## Collection entries
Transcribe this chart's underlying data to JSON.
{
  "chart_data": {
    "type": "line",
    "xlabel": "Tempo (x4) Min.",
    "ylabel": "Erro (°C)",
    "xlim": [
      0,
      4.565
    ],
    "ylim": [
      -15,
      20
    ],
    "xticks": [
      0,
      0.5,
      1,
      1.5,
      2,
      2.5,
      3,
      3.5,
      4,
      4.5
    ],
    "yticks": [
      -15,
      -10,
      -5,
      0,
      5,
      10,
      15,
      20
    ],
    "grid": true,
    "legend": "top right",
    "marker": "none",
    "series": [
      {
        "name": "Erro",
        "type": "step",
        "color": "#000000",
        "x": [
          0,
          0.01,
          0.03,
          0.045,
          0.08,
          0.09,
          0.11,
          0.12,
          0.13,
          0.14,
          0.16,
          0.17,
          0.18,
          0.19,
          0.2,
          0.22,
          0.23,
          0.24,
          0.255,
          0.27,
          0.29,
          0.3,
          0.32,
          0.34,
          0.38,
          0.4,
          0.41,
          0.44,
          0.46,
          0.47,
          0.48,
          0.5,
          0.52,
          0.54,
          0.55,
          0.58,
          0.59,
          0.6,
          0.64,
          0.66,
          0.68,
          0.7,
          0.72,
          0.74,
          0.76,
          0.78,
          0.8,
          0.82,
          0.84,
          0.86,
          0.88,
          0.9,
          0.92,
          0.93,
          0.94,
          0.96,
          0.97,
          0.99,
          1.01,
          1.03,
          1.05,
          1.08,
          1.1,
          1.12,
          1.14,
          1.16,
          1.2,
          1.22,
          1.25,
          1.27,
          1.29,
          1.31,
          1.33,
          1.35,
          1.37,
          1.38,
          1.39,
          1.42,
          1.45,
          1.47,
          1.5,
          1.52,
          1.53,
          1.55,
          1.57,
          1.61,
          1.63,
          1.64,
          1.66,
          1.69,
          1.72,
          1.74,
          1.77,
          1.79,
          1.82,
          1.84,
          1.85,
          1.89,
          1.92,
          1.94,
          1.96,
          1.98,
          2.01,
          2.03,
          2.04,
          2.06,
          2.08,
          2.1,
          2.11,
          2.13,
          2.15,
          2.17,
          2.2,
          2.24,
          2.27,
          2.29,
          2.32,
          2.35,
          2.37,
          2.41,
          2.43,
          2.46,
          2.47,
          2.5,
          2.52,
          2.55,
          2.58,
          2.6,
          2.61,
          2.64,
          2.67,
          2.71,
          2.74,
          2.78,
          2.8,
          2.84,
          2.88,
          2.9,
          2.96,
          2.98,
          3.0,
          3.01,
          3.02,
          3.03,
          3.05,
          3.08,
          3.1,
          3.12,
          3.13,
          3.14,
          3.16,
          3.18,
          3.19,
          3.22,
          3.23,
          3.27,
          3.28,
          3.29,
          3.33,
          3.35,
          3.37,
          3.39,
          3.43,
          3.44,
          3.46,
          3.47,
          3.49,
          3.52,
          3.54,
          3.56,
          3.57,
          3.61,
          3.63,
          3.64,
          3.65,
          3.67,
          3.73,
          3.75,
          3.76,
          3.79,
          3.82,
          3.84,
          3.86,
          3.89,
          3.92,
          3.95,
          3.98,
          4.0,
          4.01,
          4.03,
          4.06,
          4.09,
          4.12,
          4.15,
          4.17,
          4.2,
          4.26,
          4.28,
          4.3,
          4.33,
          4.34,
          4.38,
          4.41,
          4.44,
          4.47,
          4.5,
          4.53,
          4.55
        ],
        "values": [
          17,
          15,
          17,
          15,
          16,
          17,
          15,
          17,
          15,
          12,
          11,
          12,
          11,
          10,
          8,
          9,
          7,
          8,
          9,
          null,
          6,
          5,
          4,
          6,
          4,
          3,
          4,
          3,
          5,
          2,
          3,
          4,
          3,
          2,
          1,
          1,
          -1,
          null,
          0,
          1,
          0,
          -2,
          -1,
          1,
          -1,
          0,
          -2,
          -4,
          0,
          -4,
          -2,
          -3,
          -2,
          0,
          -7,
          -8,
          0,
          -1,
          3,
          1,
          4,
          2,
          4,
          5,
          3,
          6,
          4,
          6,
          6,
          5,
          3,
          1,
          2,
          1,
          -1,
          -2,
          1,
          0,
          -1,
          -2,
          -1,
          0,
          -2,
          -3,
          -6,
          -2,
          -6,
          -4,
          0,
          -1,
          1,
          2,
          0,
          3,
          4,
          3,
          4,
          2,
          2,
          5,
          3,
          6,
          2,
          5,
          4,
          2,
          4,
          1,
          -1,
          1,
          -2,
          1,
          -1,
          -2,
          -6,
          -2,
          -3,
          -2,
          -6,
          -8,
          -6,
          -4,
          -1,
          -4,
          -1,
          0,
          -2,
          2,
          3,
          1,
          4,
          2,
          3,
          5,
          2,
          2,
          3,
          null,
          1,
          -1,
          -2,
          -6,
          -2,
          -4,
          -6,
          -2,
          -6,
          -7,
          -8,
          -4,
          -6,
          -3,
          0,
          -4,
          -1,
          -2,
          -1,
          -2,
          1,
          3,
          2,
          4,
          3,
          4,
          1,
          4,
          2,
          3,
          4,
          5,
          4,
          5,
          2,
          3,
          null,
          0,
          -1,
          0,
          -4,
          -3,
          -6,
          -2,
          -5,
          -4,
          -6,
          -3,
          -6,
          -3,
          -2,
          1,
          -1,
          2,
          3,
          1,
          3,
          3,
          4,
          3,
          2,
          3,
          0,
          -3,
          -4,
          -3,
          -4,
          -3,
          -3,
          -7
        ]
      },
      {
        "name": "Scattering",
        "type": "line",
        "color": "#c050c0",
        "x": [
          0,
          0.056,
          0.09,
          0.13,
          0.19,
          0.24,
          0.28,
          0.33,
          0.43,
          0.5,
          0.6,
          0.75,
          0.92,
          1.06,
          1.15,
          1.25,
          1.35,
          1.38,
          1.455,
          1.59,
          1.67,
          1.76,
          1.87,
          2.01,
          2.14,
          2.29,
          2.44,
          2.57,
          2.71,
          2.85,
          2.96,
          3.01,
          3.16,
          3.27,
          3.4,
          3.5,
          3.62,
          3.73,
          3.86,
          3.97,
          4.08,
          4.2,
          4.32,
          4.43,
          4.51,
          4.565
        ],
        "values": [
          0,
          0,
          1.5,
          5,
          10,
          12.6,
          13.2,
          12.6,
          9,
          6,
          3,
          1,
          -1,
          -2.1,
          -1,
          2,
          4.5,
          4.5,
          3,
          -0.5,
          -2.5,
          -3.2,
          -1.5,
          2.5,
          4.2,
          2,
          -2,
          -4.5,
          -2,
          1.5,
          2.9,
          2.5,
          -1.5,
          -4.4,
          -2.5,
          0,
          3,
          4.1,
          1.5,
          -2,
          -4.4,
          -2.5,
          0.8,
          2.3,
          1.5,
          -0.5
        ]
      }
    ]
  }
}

## EXERCISE GOAL
All of the data shown above must be copied exactly.

## ANSWER FOR THE TASK
Transcribe this chart's underlying data to JSON.
{
  "chart_data": {
    "type": "line",
    "xlabel": "Tempo (x4) Min.",
    "ylabel": "Erro (°C)",
    "xlim": [
      0,
      4.565
    ],
    "ylim": [
      -15,
      20
    ],
    "xticks": [
      0,
      0.5,
      1,
      1.5,
      2,
      2.5,
      3,
      3.5,
      4,
      4.5
    ],
    "yticks": [
      -15,
      -10,
      -5,
      0,
      5,
      10,
      15,
      20
    ],
    "grid": true,
    "legend": "top right",
    "marker": "none",
    "series": [
      {
        "name": "Erro",
        "type": "step",
        "color": "#000000",
        "x": [
          0,
          0.01,
          0.03,
          0.045,
          0.08,
          0.09,
          0.11,
          0.12,
          0.13,
          0.14,
          0.16,
          0.17,
          0.18,
          0.19,
          0.2,
          0.22,
          0.23,
          0.24,
          0.255,
          0.27,
          0.29,
          0.3,
          0.32,
          0.34,
          0.38,
          0.4,
          0.41,
          0.44,
          0.46,
          0.47,
          0.48,
          0.5,
          0.52,
          0.54,
          0.55,
          0.58,
          0.59,
          0.6,
          0.64,
          0.66,
          0.68,
          0.7,
          0.72,
          0.74,
          0.76,
          0.78,
          0.8,
          0.82,
          0.84,
          0.86,
          0.88,
          0.9,
          0.92,
          0.93,
          0.94,
          0.96,
          0.97,
          0.99,
          1.01,
          1.03,
          1.05,
          1.08,
          1.1,
          1.12,
          1.14,
          1.16,
          1.2,
          1.22,
          1.25,
          1.27,
          1.29,
          1.31,
          1.33,
          1.35,
          1.37,
          1.38,
          1.39,
          1.42,
          1.45,
          1.47,
          1.5,
          1.52,
          1.53,
          1.55,
          1.57,
          1.61,
          1.63,
          1.64,
          1.66,
          1.69,
          1.72,
          1.74,
          1.77,
          1.79,
          1.82,
          1.84,
          1.85,
          1.89,
          1.92,
          1.94,
          1.96,
          1.98,
          2.01,
          2.03,
          2.04,
          2.06,
          2.08,
          2.1,
          2.11,
          2.13,
          2.15,
          2.17,
          2.2,
          2.24,
          2.27,
          2.29,
          2.32,
          2.35,
          2.37,
          2.41,
          2.43,
          2.46,
          2.47,
          2.5,
          2.52,
          2.55,
          2.58,
          2.6,
          2.61,
          2.64,
          2.67,
          2.71,
          2.74,
          2.78,
          2.8,
          2.84,
          2.88,
          2.9,
          2.96,
          2.98,
          3.0,
          3.01,
          3.02,
          3.03,
          3.05,
          3.08,
          3.1,
          3.12,
          3.13,
          3.14,
          3.16,
          3.18,
          3.19,
          3.22,
          3.23,
          3.27,
          3.28,
          3.29,
          3.33,
          3.35,
          3.37,
          3.39,
          3.43,
          3.44,
          3.46,
          3.47,
          3.49,
          3.52,
          3.54,
          3.56,
          3.57,
          3.61,
          3.63,
          3.64,
          3.65,
          3.67,
          3.73,
          3.75,
          3.76,
          3.79,
          3.82,
          3.84,
          3.86,
          3.89,
          3.92,
          3.95,
          3.98,
          4.0,
          4.01,
          4.03,
          4.06,
          4.09,
          4.12,
          4.15,
          4.17,
          4.2,
          4.26,
          4.28,
          4.3,
          4.33,
          4.34,
          4.38,
          4.41,
          4.44,
          4.47,
          4.5,
          4.53,
          4.55
        ],
        "values": [
          17,
          15,
          17,
          15,
          16,
          17,
          15,
          17,
          15,
          12,
          11,
          12,
          11,
          10,
          8,
          9,
          7,
          8,
          9,
          null,
          6,
          5,
          4,
          6,
          4,
          3,
          4,
          3,
          5,
          2,
          3,
          4,
          3,
          2,
          1,
          1,
          -1,
          null,
          0,
          1,
          0,
          -2,
          -1,
          1,
          -1,
          0,
          -2,
          -4,
          0,
          -4,
          -2,
          -3,
          -2,
          0,
          -7,
          -8,
          0,
          -1,
          3,
          1,
          4,
          2,
          4,
          5,
          3,
          6,
          4,
          6,
          6,
          5,
          3,
          1,
          2,
          1,
          -1,
          -2,
          1,
          0,
          -1,
          -2,
          -1,
          0,
          -2,
          -3,
          -6,
          -2,
          -6,
          -4,
          0,
          -1,
          1,
          2,
          0,
          3,
          4,
          3,
          4,
          2,
          2,
          5,
          3,
          6,
          2,
          5,
          4,
          2,
          4,
          1,
          -1,
          1,
          -2,
          1,
          -1,
          -2,
          -6,
          -2,
          -3,
          -2,
          -6,
          -8,
          -6,
          -4,
          -1,
          -4,
          -1,
          0,
          -2,
          2,
          3,
          1,
          4,
          2,
          3,
          5,
          2,
          2,
          3,
          null,
          1,
          -1,
          -2,
          -6,
          -2,
          -4,
          -6,
          -2,
          -6,
          -7,
          -8,
          -4,
          -6,
          -3,
          0,
          -4,
          -1,
          -2,
          -1,
          -2,
          1,
          3,
          2,
          4,
          3,
          4,
          1,
          4,
          2,
          3,
          4,
          5,
          4,
          5,
          2,
          3,
          null,
          0,
          -1,
          0,
          -4,
          -3,
          -6,
          -2,
          -5,
          -4,
          -6,
          -3,
          -6,
          -3,
          -2,
          1,
          -1,
          2,
          3,
          1,
          3,
          3,
          4,
          3,
          2,
          3,
          0,
          -3,
          -4,
          -3,
          -4,
          -3,
          -3,
          -7
        ]
      },
      {
        "name": "Scattering",
        "type": "line",
        "color": "#c050c0",
        "x": [
          0,
          0.056,
          0.09,
          0.13,
          0.19,
          0.24,
          0.28,
          0.33,
          0.43,
          0.5,
          0.6,
          0.75,
          0.92,
          1.06,
          1.15,
          1.25,
          1.35,
          1.38,
          1.455,
          1.59,
          1.67,
          1.76,
          1.87,
          2.01,
          2.14,
          2.29,
          2.44,
          2.57,
          2.71,
          2.85,
          2.96,
          3.01,
          3.16,
          3.27,
          3.4,
          3.5,
          3.62,
          3.73,
          3.86,
          3.97,
          4.08,
          4.2,
          4.32,
          4.43,
          4.51,
          4.565
        ],
        "values": [
          0,
          0,
          1.5,
          5,
          10,
          12.6,
          13.2,
          12.6,
          9,
          6,
          3,
          1,
          -1,
          -2.1,
          -1,
          2,
          4.5,
          4.5,
          3,
          -0.5,
          -2.5,
          -3.2,
          -1.5,
          2.5,
          4.2,
          2,
          -2,
          -4.5,
          -2,
          1.5,
          2.9,
          2.5,
          -1.5,
          -4.4,
          -2.5,
          0,
          3,
          4.1,
          1.5,
          -2,
          -4.4,
          -2.5,
          0.8,
          2.3,
          1.5,
          -0.5
        ]
      }
    ]
  }
}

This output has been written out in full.